▶ **EXERCISE REQUIREMENTS**: Lines that hold the word "Primary" should be located and copied.

***

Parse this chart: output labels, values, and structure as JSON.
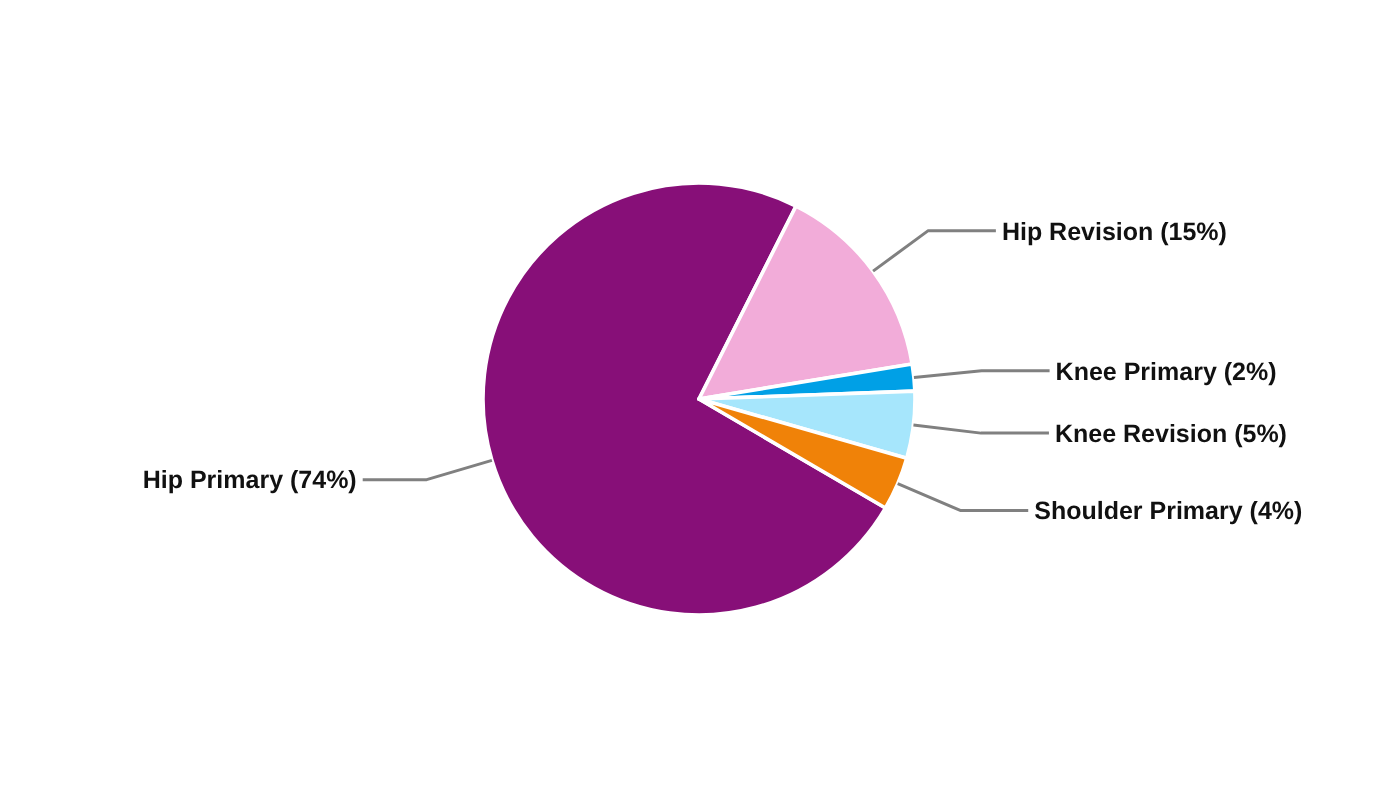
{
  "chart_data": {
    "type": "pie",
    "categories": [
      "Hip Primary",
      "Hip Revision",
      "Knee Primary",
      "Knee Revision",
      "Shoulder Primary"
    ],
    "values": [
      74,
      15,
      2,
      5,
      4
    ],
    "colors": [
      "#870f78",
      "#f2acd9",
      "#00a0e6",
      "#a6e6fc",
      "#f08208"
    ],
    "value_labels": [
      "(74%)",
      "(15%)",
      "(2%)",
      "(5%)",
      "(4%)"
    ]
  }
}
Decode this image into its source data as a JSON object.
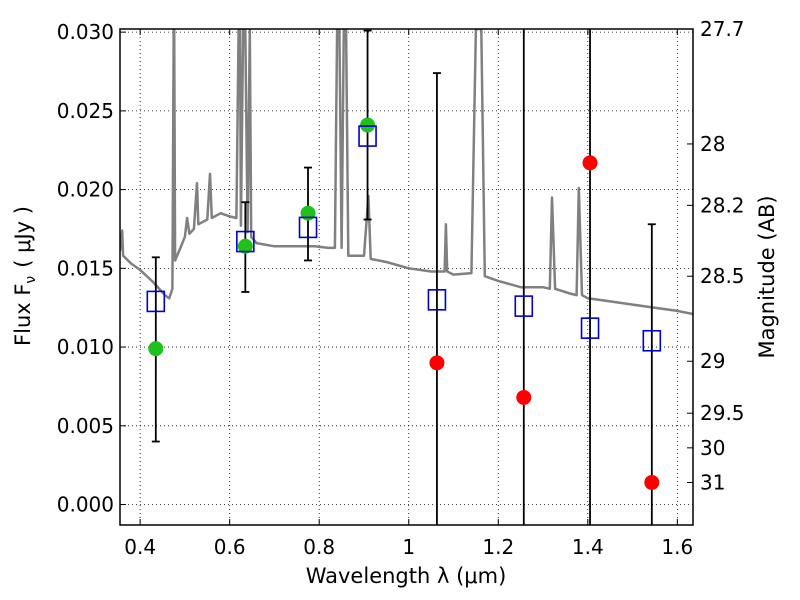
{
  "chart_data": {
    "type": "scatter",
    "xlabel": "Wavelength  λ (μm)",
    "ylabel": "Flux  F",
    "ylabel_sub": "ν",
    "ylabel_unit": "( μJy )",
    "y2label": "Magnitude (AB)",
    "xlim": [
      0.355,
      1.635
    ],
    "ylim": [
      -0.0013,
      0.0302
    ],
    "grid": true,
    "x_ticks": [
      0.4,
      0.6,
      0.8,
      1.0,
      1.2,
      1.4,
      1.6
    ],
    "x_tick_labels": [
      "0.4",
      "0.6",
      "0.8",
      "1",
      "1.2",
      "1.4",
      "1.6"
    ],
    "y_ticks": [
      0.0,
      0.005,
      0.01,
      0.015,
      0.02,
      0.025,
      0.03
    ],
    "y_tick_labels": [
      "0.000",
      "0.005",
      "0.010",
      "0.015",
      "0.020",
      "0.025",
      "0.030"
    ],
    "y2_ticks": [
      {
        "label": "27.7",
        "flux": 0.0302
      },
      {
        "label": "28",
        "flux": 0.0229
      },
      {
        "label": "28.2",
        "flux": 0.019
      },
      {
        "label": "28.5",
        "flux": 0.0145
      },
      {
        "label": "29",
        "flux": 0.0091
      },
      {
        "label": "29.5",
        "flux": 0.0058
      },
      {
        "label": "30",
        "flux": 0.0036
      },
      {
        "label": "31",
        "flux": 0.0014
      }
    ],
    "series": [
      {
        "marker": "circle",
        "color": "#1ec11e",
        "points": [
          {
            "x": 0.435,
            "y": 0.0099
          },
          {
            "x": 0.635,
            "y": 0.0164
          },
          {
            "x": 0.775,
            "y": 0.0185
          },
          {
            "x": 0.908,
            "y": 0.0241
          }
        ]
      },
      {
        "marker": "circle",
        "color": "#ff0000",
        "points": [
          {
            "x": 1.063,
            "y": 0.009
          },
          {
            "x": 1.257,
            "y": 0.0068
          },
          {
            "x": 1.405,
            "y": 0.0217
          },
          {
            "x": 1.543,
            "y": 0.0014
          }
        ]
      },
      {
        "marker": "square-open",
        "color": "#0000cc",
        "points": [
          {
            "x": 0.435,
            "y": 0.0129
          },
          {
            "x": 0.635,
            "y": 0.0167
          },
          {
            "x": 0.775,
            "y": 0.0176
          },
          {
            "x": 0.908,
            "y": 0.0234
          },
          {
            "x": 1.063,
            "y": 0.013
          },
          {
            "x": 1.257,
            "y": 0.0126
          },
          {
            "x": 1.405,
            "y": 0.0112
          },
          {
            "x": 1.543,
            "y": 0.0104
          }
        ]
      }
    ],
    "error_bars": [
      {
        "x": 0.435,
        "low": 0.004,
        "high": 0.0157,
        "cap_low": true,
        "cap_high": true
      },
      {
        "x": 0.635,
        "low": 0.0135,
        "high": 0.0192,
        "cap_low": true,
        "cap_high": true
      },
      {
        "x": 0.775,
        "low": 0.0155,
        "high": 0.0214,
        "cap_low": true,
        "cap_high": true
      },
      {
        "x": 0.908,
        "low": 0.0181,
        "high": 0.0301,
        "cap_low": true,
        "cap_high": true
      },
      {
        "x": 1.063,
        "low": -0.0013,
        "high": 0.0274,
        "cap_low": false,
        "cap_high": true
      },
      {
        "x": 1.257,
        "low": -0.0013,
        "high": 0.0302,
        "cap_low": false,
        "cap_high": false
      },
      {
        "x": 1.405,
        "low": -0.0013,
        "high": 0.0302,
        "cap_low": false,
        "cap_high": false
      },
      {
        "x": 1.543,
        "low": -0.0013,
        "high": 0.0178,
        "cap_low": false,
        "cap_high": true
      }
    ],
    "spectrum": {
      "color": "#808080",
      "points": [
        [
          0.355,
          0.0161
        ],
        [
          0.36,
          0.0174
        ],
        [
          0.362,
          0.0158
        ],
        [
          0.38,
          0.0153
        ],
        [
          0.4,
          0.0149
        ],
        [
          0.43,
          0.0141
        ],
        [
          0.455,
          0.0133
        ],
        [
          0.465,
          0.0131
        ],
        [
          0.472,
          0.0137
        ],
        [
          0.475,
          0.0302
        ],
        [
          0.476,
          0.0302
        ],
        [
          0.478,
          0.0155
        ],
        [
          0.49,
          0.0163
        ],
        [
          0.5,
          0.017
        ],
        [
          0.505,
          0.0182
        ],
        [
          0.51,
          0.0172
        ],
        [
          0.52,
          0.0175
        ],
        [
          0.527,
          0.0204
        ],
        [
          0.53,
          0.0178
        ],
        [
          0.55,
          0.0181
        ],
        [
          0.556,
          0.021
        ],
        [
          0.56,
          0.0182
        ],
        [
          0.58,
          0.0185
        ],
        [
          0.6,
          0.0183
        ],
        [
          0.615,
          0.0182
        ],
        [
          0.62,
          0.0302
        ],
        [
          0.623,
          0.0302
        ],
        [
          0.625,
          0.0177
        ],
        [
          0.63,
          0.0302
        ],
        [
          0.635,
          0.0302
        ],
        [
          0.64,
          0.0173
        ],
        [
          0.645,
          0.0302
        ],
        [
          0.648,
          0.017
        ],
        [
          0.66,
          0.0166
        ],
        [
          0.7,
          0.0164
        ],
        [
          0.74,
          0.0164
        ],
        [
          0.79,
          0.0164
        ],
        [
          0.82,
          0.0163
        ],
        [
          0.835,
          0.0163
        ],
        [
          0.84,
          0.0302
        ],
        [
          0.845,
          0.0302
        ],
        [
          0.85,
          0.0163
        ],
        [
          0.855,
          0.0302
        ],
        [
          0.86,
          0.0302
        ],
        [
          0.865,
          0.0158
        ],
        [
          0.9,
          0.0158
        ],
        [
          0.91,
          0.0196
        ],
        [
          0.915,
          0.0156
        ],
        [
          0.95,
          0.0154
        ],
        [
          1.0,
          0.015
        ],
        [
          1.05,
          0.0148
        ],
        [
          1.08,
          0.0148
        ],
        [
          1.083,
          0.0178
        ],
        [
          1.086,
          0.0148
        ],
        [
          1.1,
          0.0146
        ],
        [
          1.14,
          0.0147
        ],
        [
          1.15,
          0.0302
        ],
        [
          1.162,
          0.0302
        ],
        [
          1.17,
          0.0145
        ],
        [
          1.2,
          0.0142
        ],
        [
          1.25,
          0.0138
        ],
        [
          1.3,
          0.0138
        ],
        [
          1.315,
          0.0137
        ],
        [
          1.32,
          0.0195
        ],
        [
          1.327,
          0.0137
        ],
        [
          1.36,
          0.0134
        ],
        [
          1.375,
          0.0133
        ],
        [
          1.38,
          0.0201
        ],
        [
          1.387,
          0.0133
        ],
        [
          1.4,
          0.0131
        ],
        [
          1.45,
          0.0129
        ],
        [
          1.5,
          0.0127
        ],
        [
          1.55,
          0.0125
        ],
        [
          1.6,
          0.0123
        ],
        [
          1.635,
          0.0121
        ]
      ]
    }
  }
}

***

▶ **CORRECT ANSWER**:
      "Hip Primary",
      "Knee Primary",
      "Shoulder Primary"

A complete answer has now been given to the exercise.